What to work on:
Output the records. Match them exactly.

Record set:
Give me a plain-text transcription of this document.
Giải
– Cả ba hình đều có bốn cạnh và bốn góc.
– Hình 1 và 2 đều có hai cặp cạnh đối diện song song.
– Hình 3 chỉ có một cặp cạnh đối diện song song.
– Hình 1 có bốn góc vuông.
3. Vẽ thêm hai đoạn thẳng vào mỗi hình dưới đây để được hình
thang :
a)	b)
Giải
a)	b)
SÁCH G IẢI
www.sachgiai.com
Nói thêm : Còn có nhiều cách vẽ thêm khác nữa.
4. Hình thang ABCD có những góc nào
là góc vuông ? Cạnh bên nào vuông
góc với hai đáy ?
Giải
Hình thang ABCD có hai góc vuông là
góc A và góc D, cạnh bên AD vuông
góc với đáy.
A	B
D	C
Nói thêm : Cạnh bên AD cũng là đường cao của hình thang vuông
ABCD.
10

Solution to the problem:
Give me a plain-text transcription of this document.
Giải
– Cả ba hình đều có bốn cạnh và bốn góc.
– Hình 1 và 2 đều có hai cặp cạnh đối diện song song.
– Hình 3 chỉ có một cặp cạnh đối diện song song.
– Hình 1 có bốn góc vuông.
3. Vẽ thêm hai đoạn thẳng vào mỗi hình dưới đây để được hình
thang :
a)	b)
Giải
a)	b)
SÁCH G IẢI
www.sachgiai.com
Nói thêm : Còn có nhiều cách vẽ thêm khác nữa.
4. Hình thang ABCD có những góc nào
là góc vuông ? Cạnh bên nào vuông
góc với hai đáy ?
Giải
Hình thang ABCD có hai góc vuông là
góc A và góc D, cạnh bên AD vuông
góc với đáy.
A	B
D	C
Nói thêm : Cạnh bên AD cũng là đường cao của hình thang vuông
ABCD.
10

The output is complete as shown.